• **TASK OBJECTIVE**:
Copy the records below exactly as they appear.

>> Begin INPUT FOR THIS TASK

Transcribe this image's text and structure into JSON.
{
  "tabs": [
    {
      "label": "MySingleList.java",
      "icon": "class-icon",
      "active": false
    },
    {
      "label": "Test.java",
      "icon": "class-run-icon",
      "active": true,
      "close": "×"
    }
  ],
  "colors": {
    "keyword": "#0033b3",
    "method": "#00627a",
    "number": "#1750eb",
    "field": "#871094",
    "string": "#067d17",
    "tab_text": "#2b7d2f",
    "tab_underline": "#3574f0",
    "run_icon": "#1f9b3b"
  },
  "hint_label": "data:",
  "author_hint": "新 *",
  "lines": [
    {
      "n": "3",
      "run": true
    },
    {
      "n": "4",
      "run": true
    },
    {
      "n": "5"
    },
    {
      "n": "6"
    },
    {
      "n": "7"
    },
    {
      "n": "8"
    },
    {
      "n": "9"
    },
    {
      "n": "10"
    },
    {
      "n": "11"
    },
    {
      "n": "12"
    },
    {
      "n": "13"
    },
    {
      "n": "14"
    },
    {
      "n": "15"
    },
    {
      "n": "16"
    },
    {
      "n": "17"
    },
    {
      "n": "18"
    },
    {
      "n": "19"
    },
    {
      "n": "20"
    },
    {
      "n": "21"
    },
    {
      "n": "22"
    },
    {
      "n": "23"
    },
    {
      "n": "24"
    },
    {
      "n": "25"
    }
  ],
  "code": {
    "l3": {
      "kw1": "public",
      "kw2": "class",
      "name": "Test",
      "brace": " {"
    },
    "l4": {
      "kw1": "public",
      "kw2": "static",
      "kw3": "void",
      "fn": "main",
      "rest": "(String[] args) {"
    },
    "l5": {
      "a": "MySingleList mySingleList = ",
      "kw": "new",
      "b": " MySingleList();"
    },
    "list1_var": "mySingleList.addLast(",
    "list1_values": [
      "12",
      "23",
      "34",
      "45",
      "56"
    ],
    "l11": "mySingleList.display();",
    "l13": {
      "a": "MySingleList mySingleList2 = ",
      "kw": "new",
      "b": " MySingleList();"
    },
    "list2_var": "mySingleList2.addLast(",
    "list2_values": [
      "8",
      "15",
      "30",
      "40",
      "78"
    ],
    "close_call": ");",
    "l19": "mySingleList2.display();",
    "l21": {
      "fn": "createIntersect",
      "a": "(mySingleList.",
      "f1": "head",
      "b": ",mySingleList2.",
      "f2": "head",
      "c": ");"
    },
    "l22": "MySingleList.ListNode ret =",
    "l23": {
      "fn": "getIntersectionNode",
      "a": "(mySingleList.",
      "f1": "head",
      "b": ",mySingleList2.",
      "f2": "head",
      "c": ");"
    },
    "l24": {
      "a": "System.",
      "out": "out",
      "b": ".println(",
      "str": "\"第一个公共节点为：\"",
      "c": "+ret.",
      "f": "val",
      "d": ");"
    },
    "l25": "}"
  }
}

>> End INPUT FOR THIS TASK

• **ANSWER TO THIS PROBLEM**:
Transcribe this image's text and structure into JSON.
{
  "tabs": [
    {
      "label": "MySingleList.java",
      "icon": "class-icon",
      "active": false
    },
    {
      "label": "Test.java",
      "icon": "class-run-icon",
      "active": true,
      "close": "×"
    }
  ],
  "colors": {
    "keyword": "#0033b3",
    "method": "#00627a",
    "number": "#1750eb",
    "field": "#871094",
    "string": "#067d17",
    "tab_text": "#2b7d2f",
    "tab_underline": "#3574f0",
    "run_icon": "#1f9b3b"
  },
  "hint_label": "data:",
  "author_hint": "新 *",
  "lines": [
    {
      "n": "3",
      "run": true
    },
    {
      "n": "4",
      "run": true
    },
    {
      "n": "5"
    },
    {
      "n": "6"
    },
    {
      "n": "7"
    },
    {
      "n": "8"
    },
    {
      "n": "9"
    },
    {
      "n": "10"
    },
    {
      "n": "11"
    },
    {
      "n": "12"
    },
    {
      "n": "13"
    },
    {
      "n": "14"
    },
    {
      "n": "15"
    },
    {
      "n": "16"
    },
    {
      "n": "17"
    },
    {
      "n": "18"
    },
    {
      "n": "19"
    },
    {
      "n": "20"
    },
    {
      "n": "21"
    },
    {
      "n": "22"
    },
    {
      "n": "23"
    },
    {
      "n": "24"
    },
    {
      "n": "25"
    }
  ],
  "code": {
    "l3": {
      "kw1": "public",
      "kw2": "class",
      "name": "Test",
      "brace": " {"
    },
    "l4": {
      "kw1": "public",
      "kw2": "static",
      "kw3": "void",
      "fn": "main",
      "rest": "(String[] args) {"
    },
    "l5": {
      "a": "MySingleList mySingleList = ",
      "kw": "new",
      "b": " MySingleList();"
    },
    "list1_var": "mySingleList.addLast(",
    "list1_values": [
      "12",
      "23",
      "34",
      "45",
      "56"
    ],
    "l11": "mySingleList.display();",
    "l13": {
      "a": "MySingleList mySingleList2 = ",
      "kw": "new",
      "b": " MySingleList();"
    },
    "list2_var": "mySingleList2.addLast(",
    "list2_values": [
      "8",
      "15",
      "30",
      "40",
      "78"
    ],
    "close_call": ");",
    "l19": "mySingleList2.display();",
    "l21": {
      "fn": "createIntersect",
      "a": "(mySingleList.",
      "f1": "head",
      "b": ",mySingleList2.",
      "f2": "head",
      "c": ");"
    },
    "l22": "MySingleList.ListNode ret =",
    "l23": {
      "fn": "getIntersectionNode",
      "a": "(mySingleList.",
      "f1": "head",
      "b": ",mySingleList2.",
      "f2": "head",
      "c": ");"
    },
    "l24": {
      "a": "System.",
      "out": "out",
      "b": ".println(",
      "str": "\"第一个公共节点为：\"",
      "c": "+ret.",
      "f": "val",
      "d": ");"
    },
    "l25": "}"
  }
}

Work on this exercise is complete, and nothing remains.